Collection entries
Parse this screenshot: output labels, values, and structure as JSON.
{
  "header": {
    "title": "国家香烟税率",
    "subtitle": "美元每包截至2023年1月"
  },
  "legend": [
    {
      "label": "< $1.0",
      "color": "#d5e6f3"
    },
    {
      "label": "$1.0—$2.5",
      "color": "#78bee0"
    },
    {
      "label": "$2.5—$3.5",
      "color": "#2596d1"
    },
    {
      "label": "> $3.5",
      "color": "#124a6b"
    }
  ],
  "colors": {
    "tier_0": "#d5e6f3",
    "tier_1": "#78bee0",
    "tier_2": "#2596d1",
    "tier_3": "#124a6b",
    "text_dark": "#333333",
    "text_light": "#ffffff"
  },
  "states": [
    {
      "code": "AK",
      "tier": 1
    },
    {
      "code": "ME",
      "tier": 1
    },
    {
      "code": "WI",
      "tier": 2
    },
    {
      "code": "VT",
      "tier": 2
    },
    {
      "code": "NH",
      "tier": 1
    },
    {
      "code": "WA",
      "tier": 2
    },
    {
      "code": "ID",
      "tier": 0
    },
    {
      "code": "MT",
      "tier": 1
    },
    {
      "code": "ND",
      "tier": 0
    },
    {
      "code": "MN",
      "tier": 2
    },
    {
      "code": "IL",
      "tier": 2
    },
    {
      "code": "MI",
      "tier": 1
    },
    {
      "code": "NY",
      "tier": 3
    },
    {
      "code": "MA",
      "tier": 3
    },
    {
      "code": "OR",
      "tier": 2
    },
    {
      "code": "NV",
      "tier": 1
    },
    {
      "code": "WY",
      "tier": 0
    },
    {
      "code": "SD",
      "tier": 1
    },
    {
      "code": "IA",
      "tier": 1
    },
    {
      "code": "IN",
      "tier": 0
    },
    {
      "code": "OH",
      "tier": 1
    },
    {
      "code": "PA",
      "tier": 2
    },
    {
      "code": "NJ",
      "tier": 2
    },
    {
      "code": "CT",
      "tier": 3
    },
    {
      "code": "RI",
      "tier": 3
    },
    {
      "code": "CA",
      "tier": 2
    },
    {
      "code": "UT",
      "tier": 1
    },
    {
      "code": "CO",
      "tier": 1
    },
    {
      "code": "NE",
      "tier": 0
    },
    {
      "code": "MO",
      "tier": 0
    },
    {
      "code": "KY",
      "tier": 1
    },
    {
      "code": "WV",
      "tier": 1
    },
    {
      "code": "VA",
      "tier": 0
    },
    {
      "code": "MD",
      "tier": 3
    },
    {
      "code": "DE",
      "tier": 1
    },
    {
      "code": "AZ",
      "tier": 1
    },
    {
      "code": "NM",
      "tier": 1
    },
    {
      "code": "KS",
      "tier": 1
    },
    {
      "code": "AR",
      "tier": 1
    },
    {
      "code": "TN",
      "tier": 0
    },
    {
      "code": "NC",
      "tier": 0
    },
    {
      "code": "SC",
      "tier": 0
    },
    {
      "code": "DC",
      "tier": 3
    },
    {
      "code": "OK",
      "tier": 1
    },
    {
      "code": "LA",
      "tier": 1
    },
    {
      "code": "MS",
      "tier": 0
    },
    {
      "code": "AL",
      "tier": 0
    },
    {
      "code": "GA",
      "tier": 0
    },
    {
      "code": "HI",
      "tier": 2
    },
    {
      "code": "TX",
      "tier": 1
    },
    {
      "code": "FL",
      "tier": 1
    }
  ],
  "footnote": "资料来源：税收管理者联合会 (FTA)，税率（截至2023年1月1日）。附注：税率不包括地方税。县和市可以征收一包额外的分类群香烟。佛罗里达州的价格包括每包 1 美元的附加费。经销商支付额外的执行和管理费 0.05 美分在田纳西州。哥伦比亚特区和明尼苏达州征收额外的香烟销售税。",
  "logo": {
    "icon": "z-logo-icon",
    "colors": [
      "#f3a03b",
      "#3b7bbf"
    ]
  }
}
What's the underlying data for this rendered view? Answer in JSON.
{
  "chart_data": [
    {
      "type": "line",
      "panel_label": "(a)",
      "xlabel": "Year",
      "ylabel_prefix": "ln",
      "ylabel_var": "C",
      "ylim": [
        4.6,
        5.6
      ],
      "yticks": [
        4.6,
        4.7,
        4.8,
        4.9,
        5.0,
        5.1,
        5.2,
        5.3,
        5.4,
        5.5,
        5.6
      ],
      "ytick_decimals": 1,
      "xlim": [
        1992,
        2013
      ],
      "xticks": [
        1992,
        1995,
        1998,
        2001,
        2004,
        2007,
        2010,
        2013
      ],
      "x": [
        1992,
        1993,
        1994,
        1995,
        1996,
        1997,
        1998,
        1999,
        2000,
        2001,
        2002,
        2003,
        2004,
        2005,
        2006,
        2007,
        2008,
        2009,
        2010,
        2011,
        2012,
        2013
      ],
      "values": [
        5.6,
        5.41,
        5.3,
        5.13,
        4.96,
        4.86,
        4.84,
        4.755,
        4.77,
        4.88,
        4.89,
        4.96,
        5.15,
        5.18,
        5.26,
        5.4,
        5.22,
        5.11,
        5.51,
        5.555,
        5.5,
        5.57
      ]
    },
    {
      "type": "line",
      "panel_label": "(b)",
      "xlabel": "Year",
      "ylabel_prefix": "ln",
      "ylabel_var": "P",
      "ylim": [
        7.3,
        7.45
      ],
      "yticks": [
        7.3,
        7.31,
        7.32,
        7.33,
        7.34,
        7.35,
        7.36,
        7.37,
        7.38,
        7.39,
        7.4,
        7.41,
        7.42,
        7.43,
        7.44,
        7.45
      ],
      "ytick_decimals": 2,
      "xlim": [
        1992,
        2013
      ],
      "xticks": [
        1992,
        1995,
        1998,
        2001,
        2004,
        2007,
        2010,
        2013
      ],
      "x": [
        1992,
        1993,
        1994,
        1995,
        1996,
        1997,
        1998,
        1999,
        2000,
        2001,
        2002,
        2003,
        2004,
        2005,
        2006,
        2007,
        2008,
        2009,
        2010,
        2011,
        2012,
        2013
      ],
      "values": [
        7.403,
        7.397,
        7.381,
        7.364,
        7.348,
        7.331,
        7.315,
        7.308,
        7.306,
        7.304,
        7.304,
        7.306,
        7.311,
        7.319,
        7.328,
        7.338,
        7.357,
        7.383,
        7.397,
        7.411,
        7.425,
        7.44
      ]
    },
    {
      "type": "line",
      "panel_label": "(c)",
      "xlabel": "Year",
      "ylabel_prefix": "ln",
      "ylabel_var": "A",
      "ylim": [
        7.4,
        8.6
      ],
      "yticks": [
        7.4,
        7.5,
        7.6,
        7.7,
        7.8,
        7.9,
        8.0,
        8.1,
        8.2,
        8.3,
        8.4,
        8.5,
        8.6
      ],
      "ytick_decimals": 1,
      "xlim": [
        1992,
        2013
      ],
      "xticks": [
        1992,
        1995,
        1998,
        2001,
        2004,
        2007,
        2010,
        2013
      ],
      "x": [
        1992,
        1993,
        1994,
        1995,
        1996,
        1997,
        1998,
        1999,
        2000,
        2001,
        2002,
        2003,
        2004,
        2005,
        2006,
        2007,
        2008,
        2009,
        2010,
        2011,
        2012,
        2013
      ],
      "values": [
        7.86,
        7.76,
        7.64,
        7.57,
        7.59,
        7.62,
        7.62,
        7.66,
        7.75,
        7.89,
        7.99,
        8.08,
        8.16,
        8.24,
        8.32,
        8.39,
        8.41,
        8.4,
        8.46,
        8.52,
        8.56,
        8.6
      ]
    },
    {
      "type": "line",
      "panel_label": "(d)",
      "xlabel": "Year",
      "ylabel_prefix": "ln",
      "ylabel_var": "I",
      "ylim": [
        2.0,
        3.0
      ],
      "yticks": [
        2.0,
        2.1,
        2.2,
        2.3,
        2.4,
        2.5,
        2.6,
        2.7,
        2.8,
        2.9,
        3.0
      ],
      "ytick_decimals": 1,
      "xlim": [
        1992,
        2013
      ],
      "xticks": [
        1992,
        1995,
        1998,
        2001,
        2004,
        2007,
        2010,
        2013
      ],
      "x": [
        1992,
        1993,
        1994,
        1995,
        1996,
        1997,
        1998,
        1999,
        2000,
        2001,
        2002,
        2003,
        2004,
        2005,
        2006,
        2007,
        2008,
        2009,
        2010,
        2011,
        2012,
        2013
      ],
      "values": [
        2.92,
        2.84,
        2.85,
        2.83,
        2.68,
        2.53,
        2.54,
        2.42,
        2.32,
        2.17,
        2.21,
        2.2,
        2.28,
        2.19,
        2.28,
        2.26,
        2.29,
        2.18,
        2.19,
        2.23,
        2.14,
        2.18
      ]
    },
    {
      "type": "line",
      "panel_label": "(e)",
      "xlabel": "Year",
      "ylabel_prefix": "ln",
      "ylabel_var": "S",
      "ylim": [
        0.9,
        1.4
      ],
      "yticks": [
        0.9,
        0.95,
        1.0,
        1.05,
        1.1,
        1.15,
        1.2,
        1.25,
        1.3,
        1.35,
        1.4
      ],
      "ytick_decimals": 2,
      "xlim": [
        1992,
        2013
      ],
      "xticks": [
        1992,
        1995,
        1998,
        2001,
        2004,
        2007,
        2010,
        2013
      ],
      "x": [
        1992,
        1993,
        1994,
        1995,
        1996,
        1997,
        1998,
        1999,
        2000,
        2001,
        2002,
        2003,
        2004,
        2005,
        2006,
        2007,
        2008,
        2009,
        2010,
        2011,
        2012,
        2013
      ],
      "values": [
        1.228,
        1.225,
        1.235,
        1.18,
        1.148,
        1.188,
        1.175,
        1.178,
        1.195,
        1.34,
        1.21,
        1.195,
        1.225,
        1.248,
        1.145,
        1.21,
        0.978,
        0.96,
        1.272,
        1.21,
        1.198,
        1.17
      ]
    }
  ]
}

▸ EXERCISE
Search the listing for the word "JSON" and return each line that holds it.

▸ FINISHED TASK
Parse this screenshot: output labels, values, and structure as JSON.
What's the underlying data for this rendered view? Answer in JSON.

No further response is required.